● MATERIAL PROVIDED:
start
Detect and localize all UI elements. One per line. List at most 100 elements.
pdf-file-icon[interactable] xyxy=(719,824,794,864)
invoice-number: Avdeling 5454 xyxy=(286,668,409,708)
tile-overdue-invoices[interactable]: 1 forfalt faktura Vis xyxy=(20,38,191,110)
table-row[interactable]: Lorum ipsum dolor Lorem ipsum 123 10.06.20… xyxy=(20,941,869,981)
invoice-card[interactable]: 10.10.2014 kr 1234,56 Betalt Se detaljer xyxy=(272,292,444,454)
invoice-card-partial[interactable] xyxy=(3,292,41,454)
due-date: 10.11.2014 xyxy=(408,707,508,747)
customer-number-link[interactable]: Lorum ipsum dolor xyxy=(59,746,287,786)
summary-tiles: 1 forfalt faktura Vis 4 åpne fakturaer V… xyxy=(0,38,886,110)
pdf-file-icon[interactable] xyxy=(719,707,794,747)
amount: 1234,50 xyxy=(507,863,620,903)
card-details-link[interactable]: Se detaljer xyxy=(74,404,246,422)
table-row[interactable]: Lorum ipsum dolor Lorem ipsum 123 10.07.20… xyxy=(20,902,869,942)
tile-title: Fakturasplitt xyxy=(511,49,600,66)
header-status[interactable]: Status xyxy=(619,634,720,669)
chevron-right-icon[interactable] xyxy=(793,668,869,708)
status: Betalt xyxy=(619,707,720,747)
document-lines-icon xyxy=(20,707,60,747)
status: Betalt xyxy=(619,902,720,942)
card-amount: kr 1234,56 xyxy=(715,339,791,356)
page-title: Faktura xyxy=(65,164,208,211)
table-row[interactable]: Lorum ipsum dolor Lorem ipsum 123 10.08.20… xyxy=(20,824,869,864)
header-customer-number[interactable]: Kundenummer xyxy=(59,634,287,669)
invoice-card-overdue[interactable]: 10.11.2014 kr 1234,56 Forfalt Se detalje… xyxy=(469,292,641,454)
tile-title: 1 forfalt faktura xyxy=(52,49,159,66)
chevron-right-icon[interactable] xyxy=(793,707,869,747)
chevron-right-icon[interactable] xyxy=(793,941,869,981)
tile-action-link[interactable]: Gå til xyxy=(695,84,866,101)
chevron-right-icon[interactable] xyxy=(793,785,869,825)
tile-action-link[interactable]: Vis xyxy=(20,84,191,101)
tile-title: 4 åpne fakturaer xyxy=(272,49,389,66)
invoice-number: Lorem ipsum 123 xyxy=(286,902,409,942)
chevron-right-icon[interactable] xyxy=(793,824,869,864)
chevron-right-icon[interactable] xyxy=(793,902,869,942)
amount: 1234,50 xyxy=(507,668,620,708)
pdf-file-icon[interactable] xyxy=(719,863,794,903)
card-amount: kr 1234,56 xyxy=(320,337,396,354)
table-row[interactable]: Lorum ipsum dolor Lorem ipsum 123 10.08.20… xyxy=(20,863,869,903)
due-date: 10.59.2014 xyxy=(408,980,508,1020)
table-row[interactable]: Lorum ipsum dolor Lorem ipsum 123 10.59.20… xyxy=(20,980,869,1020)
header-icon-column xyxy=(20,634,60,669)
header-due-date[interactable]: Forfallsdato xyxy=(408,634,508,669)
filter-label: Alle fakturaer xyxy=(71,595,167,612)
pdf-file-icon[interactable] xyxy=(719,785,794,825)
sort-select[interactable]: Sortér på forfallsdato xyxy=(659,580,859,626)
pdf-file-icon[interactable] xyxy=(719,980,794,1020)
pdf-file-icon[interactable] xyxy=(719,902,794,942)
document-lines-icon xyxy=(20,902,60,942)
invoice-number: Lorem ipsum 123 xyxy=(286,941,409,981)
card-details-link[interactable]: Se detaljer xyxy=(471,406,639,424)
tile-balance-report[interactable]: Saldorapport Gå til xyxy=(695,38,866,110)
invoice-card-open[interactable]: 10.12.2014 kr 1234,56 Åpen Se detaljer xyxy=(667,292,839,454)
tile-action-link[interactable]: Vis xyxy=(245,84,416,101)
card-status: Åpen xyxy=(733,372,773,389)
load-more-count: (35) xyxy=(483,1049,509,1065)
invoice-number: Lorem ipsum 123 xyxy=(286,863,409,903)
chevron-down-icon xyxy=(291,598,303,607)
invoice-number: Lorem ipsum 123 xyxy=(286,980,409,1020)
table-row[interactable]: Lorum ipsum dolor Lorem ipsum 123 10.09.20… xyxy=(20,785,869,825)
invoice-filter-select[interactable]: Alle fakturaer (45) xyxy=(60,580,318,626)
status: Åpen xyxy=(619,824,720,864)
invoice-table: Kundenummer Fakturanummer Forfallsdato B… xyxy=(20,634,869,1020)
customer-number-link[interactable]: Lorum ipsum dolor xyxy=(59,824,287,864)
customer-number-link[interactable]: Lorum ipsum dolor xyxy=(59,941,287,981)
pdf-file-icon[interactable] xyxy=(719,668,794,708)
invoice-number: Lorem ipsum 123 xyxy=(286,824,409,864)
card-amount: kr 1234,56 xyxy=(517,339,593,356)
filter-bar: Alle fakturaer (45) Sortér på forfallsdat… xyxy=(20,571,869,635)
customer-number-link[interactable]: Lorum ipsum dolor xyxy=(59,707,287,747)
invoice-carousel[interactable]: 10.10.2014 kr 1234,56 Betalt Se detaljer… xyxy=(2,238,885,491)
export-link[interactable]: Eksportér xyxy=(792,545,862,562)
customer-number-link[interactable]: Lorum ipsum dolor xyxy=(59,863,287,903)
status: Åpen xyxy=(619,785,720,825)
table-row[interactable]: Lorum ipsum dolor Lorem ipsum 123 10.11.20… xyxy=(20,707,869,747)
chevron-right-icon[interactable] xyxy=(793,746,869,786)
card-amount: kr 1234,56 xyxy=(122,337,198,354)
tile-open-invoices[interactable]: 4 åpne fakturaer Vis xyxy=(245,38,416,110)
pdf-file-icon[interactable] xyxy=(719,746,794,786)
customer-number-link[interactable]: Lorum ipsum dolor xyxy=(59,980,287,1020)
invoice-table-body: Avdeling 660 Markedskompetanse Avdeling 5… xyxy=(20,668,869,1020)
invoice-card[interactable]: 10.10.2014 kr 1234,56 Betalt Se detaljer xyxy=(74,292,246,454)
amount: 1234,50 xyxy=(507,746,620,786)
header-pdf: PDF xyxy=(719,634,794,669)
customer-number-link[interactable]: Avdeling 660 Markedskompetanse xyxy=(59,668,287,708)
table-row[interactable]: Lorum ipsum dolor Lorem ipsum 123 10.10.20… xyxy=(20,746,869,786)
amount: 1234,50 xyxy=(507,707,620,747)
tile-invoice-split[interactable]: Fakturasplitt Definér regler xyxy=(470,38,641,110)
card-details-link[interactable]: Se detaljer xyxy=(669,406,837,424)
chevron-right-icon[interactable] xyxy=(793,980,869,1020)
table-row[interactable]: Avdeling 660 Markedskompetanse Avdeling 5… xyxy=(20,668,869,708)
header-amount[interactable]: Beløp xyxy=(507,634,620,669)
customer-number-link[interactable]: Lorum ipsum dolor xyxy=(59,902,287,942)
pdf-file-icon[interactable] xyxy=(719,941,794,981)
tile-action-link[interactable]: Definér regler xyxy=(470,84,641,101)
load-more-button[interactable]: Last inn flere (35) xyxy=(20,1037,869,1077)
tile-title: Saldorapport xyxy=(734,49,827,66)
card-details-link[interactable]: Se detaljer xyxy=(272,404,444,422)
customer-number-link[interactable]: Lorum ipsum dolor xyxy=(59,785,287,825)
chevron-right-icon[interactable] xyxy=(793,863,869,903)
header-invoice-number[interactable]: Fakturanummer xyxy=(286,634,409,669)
end
Quote every line in the records above word for word.

● ANSWER FOR THIS EXERCISE:
Detect and localize all UI elements. One per line. List at most 100 elements.
pdf-file-icon[interactable] xyxy=(719,824,794,864)
invoice-number: Avdeling 5454 xyxy=(286,668,409,708)
tile-overdue-invoices[interactable]: 1 forfalt faktura Vis xyxy=(20,38,191,110)
table-row[interactable]: Lorum ipsum dolor Lorem ipsum 123 10.06.20… xyxy=(20,941,869,981)
invoice-card[interactable]: 10.10.2014 kr 1234,56 Betalt Se detaljer xyxy=(272,292,444,454)
invoice-card-partial[interactable] xyxy=(3,292,41,454)
due-date: 10.11.2014 xyxy=(408,707,508,747)
customer-number-link[interactable]: Lorum ipsum dolor xyxy=(59,746,287,786)
summary-tiles: 1 forfalt faktura Vis 4 åpne fakturaer V… xyxy=(0,38,886,110)
pdf-file-icon[interactable] xyxy=(719,707,794,747)
amount: 1234,50 xyxy=(507,863,620,903)
card-details-link[interactable]: Se detaljer xyxy=(74,404,246,422)
table-row[interactable]: Lorum ipsum dolor Lorem ipsum 123 10.07.20… xyxy=(20,902,869,942)
tile-title: Fakturasplitt xyxy=(511,49,600,66)
header-status[interactable]: Status xyxy=(619,634,720,669)
chevron-right-icon[interactable] xyxy=(793,668,869,708)
status: Betalt xyxy=(619,707,720,747)
document-lines-icon xyxy=(20,707,60,747)
status: Betalt xyxy=(619,902,720,942)
card-amount: kr 1234,56 xyxy=(715,339,791,356)
page-title: Faktura xyxy=(65,164,208,211)
table-row[interactable]: Lorum ipsum dolor Lorem ipsum 123 10.08.20… xyxy=(20,824,869,864)
header-customer-number[interactable]: Kundenummer xyxy=(59,634,287,669)
invoice-card-overdue[interactable]: 10.11.2014 kr 1234,56 Forfalt Se detalje… xyxy=(469,292,641,454)
tile-title: 1 forfalt faktura xyxy=(52,49,159,66)
chevron-right-icon[interactable] xyxy=(793,707,869,747)
chevron-right-icon[interactable] xyxy=(793,941,869,981)
tile-action-link[interactable]: Gå til xyxy=(695,84,866,101)
chevron-right-icon[interactable] xyxy=(793,785,869,825)
tile-action-link[interactable]: Vis xyxy=(20,84,191,101)
tile-title: 4 åpne fakturaer xyxy=(272,49,389,66)
invoice-number: Lorem ipsum 123 xyxy=(286,902,409,942)
chevron-right-icon[interactable] xyxy=(793,824,869,864)
chevron-right-icon[interactable] xyxy=(793,902,869,942)
amount: 1234,50 xyxy=(507,668,620,708)
pdf-file-icon[interactable] xyxy=(719,863,794,903)
card-amount: kr 1234,56 xyxy=(320,337,396,354)
table-row[interactable]: Lorum ipsum dolor Lorem ipsum 123 10.08.20… xyxy=(20,863,869,903)
due-date: 10.59.2014 xyxy=(408,980,508,1020)
table-row[interactable]: Lorum ipsum dolor Lorem ipsum 123 10.59.20… xyxy=(20,980,869,1020)
header-icon-column xyxy=(20,634,60,669)
header-due-date[interactable]: Forfallsdato xyxy=(408,634,508,669)
filter-label: Alle fakturaer xyxy=(71,595,167,612)
pdf-file-icon[interactable] xyxy=(719,785,794,825)
sort-select[interactable]: Sortér på forfallsdato xyxy=(659,580,859,626)
pdf-file-icon[interactable] xyxy=(719,980,794,1020)
pdf-file-icon[interactable] xyxy=(719,902,794,942)
document-lines-icon xyxy=(20,902,60,942)
invoice-number: Lorem ipsum 123 xyxy=(286,941,409,981)
card-details-link[interactable]: Se detaljer xyxy=(471,406,639,424)
tile-balance-report[interactable]: Saldorapport Gå til xyxy=(695,38,866,110)
invoice-card-open[interactable]: 10.12.2014 kr 1234,56 Åpen Se detaljer xyxy=(667,292,839,454)
tile-action-link[interactable]: Vis xyxy=(245,84,416,101)
card-status: Åpen xyxy=(733,372,773,389)
load-more-count: (35) xyxy=(483,1049,509,1065)
invoice-number: Lorem ipsum 123 xyxy=(286,863,409,903)
chevron-down-icon xyxy=(291,598,303,607)
invoice-number: Lorem ipsum 123 xyxy=(286,980,409,1020)
table-row[interactable]: Lorum ipsum dolor Lorem ipsum 123 10.09.20… xyxy=(20,785,869,825)
invoice-filter-select[interactable]: Alle fakturaer (45) xyxy=(60,580,318,626)
status: Åpen xyxy=(619,824,720,864)
invoice-table: Kundenummer Fakturanummer Forfallsdato B… xyxy=(20,634,869,1020)
customer-number-link[interactable]: Lorum ipsum dolor xyxy=(59,824,287,864)
customer-number-link[interactable]: Lorum ipsum dolor xyxy=(59,941,287,981)
pdf-file-icon[interactable] xyxy=(719,668,794,708)
invoice-number: Lorem ipsum 123 xyxy=(286,824,409,864)
card-amount: kr 1234,56 xyxy=(517,339,593,356)
filter-bar: Alle fakturaer (45) Sortér på forfallsdat… xyxy=(20,571,869,635)
customer-number-link[interactable]: Lorum ipsum dolor xyxy=(59,707,287,747)
invoice-carousel[interactable]: 10.10.2014 kr 1234,56 Betalt Se detaljer… xyxy=(2,238,885,491)
export-link[interactable]: Eksportér xyxy=(792,545,862,562)
customer-number-link[interactable]: Lorum ipsum dolor xyxy=(59,863,287,903)
status: Åpen xyxy=(619,785,720,825)
table-row[interactable]: Lorum ipsum dolor Lorem ipsum 123 10.11.20… xyxy=(20,707,869,747)
chevron-right-icon[interactable] xyxy=(793,746,869,786)
card-amount: kr 1234,56 xyxy=(122,337,198,354)
tile-open-invoices[interactable]: 4 åpne fakturaer Vis xyxy=(245,38,416,110)
pdf-file-icon[interactable] xyxy=(719,746,794,786)
customer-number-link[interactable]: Lorum ipsum dolor xyxy=(59,980,287,1020)
invoice-table-body: Avdeling 660 Markedskompetanse Avdeling 5… xyxy=(20,668,869,1020)
invoice-card[interactable]: 10.10.2014 kr 1234,56 Betalt Se detaljer xyxy=(74,292,246,454)
amount: 1234,50 xyxy=(507,746,620,786)
header-pdf: PDF xyxy=(719,634,794,669)
customer-number-link[interactable]: Avdeling 660 Markedskompetanse xyxy=(59,668,287,708)
table-row[interactable]: Lorum ipsum dolor Lorem ipsum 123 10.10.20… xyxy=(20,746,869,786)
amount: 1234,50 xyxy=(507,707,620,747)
tile-invoice-split[interactable]: Fakturasplitt Definér regler xyxy=(470,38,641,110)
card-details-link[interactable]: Se detaljer xyxy=(669,406,837,424)
chevron-right-icon[interactable] xyxy=(793,980,869,1020)
table-row[interactable]: Avdeling 660 Markedskompetanse Avdeling 5… xyxy=(20,668,869,708)
header-amount[interactable]: Beløp xyxy=(507,634,620,669)
customer-number-link[interactable]: Lorum ipsum dolor xyxy=(59,902,287,942)
pdf-file-icon[interactable] xyxy=(719,941,794,981)
tile-action-link[interactable]: Definér regler xyxy=(470,84,641,101)
load-more-button[interactable]: Last inn flere (35) xyxy=(20,1037,869,1077)
tile-title: Saldorapport xyxy=(734,49,827,66)
card-details-link[interactable]: Se detaljer xyxy=(272,404,444,422)
customer-number-link[interactable]: Lorum ipsum dolor xyxy=(59,785,287,825)
chevron-right-icon[interactable] xyxy=(793,863,869,903)
header-invoice-number[interactable]: Fakturanummer xyxy=(286,634,409,669)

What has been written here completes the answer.